Given entries >>
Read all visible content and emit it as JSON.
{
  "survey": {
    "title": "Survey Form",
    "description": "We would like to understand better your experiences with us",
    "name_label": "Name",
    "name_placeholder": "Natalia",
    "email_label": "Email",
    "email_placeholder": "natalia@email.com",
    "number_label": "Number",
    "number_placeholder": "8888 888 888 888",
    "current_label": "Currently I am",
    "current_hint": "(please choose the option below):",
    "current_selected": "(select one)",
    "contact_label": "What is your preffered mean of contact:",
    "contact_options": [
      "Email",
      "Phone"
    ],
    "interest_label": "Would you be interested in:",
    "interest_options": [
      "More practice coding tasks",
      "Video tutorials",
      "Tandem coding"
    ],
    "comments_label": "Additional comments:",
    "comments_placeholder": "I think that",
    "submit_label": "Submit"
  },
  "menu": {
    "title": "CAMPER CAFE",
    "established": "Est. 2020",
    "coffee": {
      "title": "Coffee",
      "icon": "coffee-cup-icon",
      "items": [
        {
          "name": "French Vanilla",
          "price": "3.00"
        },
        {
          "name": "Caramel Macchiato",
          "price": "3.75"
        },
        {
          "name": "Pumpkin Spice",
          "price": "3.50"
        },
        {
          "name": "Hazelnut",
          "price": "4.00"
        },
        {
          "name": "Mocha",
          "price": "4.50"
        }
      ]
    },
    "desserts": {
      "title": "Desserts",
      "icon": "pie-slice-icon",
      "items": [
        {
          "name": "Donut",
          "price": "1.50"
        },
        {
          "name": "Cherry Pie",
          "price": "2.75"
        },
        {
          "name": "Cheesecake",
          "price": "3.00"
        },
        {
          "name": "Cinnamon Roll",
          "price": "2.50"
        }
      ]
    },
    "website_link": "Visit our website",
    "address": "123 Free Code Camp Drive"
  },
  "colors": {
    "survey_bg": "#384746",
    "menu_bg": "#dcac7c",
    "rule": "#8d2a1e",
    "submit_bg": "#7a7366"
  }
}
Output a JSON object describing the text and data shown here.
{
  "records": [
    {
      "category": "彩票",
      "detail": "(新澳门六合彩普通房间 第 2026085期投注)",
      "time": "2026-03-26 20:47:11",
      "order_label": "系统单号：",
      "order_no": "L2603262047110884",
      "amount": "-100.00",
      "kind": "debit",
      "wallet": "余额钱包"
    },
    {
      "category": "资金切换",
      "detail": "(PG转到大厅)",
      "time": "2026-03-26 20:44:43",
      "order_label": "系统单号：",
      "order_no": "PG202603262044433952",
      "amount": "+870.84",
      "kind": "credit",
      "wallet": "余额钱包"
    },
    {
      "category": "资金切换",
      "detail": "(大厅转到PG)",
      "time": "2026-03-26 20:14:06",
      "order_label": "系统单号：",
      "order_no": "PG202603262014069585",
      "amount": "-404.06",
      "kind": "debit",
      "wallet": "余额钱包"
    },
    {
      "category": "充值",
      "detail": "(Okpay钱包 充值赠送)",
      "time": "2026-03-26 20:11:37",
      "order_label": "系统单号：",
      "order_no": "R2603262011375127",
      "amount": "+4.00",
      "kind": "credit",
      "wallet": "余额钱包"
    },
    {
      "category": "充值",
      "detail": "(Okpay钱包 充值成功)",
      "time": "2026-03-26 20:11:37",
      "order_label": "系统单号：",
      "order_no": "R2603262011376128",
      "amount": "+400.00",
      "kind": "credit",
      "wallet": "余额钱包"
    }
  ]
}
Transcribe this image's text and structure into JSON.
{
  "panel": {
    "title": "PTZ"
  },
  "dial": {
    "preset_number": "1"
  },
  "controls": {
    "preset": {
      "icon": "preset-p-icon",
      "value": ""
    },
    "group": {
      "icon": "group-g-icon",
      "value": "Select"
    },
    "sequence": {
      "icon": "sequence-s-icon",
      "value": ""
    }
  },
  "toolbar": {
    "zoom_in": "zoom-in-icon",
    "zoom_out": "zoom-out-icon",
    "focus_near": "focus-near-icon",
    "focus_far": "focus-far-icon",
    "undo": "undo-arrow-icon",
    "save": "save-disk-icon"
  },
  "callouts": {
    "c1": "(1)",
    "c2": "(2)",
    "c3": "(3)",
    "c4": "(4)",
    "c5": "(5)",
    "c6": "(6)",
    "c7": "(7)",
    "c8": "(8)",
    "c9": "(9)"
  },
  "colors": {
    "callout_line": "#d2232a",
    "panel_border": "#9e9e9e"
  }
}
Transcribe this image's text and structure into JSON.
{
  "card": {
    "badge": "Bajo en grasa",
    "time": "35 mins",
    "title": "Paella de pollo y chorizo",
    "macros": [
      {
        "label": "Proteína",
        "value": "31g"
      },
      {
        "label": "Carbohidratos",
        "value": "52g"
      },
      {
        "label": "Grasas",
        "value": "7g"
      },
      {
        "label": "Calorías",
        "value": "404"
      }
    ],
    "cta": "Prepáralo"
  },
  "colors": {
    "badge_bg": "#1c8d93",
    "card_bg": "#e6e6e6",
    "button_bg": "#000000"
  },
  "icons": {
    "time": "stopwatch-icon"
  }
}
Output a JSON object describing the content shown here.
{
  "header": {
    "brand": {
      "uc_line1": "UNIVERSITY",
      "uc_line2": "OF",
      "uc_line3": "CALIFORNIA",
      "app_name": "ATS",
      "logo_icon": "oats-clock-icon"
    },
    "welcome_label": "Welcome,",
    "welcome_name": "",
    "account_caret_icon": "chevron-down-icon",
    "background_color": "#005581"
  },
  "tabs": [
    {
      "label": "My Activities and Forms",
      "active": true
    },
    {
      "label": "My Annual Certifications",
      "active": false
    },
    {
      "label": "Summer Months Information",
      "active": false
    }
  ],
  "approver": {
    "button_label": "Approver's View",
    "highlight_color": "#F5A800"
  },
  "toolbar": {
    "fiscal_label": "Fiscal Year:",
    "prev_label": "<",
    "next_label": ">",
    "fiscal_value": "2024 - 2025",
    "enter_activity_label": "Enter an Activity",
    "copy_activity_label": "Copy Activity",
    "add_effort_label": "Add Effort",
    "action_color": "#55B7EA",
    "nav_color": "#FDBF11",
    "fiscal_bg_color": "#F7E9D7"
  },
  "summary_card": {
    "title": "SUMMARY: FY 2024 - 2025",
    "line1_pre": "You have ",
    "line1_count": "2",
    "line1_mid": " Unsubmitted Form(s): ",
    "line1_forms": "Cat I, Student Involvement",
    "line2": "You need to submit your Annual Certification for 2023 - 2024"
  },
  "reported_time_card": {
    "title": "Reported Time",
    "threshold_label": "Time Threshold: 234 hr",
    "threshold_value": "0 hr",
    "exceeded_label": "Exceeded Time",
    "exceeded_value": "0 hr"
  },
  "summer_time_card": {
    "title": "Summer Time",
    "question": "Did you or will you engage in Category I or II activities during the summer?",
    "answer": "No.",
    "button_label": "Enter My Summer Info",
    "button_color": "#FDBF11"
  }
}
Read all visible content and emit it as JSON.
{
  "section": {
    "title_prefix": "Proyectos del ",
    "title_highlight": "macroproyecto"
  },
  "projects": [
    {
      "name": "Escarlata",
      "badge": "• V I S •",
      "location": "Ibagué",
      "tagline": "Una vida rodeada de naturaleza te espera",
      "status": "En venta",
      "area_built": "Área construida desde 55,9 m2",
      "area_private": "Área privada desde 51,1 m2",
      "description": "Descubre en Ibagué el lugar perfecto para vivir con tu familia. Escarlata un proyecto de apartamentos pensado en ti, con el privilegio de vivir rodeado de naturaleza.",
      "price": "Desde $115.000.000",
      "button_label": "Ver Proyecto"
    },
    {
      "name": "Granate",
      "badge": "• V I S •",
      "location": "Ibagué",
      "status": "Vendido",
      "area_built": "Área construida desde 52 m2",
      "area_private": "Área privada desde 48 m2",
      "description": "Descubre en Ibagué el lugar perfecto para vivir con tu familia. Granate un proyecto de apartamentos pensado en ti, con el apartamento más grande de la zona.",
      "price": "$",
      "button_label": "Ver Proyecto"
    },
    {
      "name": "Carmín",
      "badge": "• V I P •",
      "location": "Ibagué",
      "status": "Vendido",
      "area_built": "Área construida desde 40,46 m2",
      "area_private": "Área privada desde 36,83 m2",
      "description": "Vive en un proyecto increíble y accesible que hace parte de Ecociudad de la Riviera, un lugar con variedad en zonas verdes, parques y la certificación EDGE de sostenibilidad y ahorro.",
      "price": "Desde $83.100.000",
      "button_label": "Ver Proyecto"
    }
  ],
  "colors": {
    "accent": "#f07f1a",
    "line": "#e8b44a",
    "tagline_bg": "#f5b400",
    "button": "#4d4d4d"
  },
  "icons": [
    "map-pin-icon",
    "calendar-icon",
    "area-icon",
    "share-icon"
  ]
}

Problem requirements >>
Pull out every line of the entries that includes the word "describing".

Solution to this task >>
Output a JSON object describing the text and data shown here.
Output a JSON object describing the content shown here.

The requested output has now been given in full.